Are you able to retype all the records below exactly?

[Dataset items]
[start]

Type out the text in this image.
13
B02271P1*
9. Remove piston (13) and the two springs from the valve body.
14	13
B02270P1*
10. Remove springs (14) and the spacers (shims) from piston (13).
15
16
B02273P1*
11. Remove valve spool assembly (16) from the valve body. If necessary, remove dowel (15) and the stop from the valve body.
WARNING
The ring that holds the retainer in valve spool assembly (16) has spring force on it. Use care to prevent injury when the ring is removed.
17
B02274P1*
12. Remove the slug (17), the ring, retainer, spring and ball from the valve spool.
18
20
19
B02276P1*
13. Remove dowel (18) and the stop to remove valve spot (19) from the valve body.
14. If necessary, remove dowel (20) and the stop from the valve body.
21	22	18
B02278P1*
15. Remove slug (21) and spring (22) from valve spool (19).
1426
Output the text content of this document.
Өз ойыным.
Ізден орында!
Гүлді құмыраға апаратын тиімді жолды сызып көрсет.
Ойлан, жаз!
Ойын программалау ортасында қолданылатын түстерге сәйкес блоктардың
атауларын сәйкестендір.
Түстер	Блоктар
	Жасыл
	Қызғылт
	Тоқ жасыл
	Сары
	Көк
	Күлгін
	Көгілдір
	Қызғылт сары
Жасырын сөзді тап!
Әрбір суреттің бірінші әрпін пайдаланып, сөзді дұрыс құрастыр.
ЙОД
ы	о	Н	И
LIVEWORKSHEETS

[end]

- [OUTPUT OF THE EXERCISE]:
Type out the text in this image.
13
B02271P1*
9. Remove piston (13) and the two springs from the valve body.
14	13
B02270P1*
10. Remove springs (14) and the spacers (shims) from piston (13).
15
16
B02273P1*
11. Remove valve spool assembly (16) from the valve body. If necessary, remove dowel (15) and the stop from the valve body.
WARNING
The ring that holds the retainer in valve spool assembly (16) has spring force on it. Use care to prevent injury when the ring is removed.
17
B02274P1*
12. Remove the slug (17), the ring, retainer, spring and ball from the valve spool.
18
20
19
B02276P1*
13. Remove dowel (18) and the stop to remove valve spot (19) from the valve body.
14. If necessary, remove dowel (20) and the stop from the valve body.
21	22	18
B02278P1*
15. Remove slug (21) and spring (22) from valve spool (19).
1426
Output the text content of this document.
Өз ойыным.
Ізден орында!
Гүлді құмыраға апаратын тиімді жолды сызып көрсет.
Ойлан, жаз!
Ойын программалау ортасында қолданылатын түстерге сәйкес блоктардың
атауларын сәйкестендір.
Түстер	Блоктар
	Жасыл
	Қызғылт
	Тоқ жасыл
	Сары
	Көк
	Күлгін
	Көгілдір
	Қызғылт сары
Жасырын сөзді тап!
Әрбір суреттің бірінші әрпін пайдаланып, сөзді дұрыс құрастыр.
ЙОД
ы	о	Н	И
LIVEWORKSHEETS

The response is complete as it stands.